Filter the lines below, copying only those with the string "리클라이너".
┄┄┄┄┄┄┄┄┄┄┄┄┄┄┄┄┄┄┄┄
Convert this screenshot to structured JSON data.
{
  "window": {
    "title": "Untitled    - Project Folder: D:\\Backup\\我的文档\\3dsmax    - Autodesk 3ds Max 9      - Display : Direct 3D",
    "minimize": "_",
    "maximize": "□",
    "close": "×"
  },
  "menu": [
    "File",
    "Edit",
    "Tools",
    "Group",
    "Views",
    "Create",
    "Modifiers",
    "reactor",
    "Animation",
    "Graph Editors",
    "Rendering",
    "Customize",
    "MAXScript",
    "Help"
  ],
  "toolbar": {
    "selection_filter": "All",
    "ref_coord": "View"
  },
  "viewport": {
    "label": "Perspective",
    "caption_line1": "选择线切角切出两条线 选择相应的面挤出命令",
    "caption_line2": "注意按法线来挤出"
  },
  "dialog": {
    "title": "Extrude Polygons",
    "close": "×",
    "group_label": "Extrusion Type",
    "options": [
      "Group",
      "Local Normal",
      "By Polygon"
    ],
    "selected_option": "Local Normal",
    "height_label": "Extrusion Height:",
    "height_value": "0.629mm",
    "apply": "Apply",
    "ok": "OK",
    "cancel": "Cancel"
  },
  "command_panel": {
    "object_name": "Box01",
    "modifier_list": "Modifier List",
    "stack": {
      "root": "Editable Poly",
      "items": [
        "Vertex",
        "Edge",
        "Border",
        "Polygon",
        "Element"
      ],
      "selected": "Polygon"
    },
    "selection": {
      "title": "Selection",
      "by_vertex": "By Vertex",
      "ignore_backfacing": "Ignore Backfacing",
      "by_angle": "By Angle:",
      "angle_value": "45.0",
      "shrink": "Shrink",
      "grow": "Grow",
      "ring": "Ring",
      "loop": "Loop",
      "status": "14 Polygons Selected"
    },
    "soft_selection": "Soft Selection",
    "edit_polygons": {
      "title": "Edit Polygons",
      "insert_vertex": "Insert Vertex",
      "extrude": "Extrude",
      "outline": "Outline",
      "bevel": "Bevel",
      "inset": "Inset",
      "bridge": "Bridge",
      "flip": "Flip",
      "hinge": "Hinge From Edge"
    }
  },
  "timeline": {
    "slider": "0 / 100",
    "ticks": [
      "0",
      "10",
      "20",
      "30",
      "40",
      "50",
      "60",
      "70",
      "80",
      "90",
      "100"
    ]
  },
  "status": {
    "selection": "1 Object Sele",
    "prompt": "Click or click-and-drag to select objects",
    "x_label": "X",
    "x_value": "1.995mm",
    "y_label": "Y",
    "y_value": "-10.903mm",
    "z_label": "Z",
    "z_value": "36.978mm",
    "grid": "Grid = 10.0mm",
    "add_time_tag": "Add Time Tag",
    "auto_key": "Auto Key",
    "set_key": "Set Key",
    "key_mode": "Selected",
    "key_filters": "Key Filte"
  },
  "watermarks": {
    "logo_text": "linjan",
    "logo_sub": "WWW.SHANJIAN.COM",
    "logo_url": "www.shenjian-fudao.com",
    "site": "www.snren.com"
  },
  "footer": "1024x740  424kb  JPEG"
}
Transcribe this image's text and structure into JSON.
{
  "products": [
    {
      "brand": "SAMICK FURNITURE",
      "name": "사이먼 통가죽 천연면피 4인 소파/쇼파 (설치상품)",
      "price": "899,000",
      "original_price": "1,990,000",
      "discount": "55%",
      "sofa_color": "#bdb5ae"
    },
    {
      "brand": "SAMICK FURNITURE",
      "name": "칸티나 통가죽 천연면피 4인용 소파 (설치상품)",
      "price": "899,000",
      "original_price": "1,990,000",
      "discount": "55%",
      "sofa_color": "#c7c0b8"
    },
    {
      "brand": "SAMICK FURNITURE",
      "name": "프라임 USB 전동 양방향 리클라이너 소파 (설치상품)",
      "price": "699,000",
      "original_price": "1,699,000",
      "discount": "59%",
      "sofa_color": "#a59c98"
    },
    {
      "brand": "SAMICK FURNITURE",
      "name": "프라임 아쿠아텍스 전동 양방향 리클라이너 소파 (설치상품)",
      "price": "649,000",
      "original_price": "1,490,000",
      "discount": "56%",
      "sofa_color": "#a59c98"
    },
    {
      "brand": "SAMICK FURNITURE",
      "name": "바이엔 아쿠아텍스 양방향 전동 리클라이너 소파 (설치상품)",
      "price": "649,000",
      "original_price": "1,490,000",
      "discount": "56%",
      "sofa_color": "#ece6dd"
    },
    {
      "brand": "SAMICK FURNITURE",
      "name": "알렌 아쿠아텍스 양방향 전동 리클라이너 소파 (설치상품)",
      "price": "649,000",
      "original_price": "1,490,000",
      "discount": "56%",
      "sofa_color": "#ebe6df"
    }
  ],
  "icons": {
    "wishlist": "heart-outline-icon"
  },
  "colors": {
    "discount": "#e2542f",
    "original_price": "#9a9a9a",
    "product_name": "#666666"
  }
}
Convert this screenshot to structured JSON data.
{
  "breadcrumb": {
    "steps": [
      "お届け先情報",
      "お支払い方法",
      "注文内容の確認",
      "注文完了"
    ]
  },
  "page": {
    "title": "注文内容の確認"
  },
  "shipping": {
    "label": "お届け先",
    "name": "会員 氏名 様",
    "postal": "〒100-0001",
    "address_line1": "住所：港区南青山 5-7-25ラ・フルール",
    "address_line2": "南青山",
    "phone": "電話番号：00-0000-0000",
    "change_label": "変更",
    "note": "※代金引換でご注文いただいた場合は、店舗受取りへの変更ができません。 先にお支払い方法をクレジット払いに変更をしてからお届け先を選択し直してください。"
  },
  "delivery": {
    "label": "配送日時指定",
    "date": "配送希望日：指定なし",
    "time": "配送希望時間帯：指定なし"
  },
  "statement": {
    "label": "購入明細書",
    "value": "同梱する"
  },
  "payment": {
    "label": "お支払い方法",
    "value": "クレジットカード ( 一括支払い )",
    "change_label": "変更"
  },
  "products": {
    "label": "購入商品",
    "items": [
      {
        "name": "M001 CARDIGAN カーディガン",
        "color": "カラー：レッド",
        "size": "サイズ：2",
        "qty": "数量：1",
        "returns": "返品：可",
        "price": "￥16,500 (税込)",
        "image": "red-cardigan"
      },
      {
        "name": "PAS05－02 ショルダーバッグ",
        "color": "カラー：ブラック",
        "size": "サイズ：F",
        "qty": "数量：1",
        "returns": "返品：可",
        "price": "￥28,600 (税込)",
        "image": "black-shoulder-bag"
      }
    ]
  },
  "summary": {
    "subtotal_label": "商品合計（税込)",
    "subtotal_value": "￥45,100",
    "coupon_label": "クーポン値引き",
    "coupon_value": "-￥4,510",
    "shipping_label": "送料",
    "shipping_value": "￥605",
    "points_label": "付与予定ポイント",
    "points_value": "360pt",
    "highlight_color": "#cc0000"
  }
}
┄┄┄┄┄┄┄┄┄┄┄┄┄┄┄┄┄┄┄┄
> _ANSWER FOR THIS EXERCISE_:
      "name": "프라임 USB 전동 양방향 리클라이너 소파 (설치상품)",
      "name": "프라임 아쿠아텍스 전동 양방향 리클라이너 소파 (설치상품)",
      "name": "바이엔 아쿠아텍스 양방향 전동 리클라이너 소파 (설치상품)",
      "name": "알렌 아쿠아텍스 양방향 전동 리클라이너 소파 (설치상품)",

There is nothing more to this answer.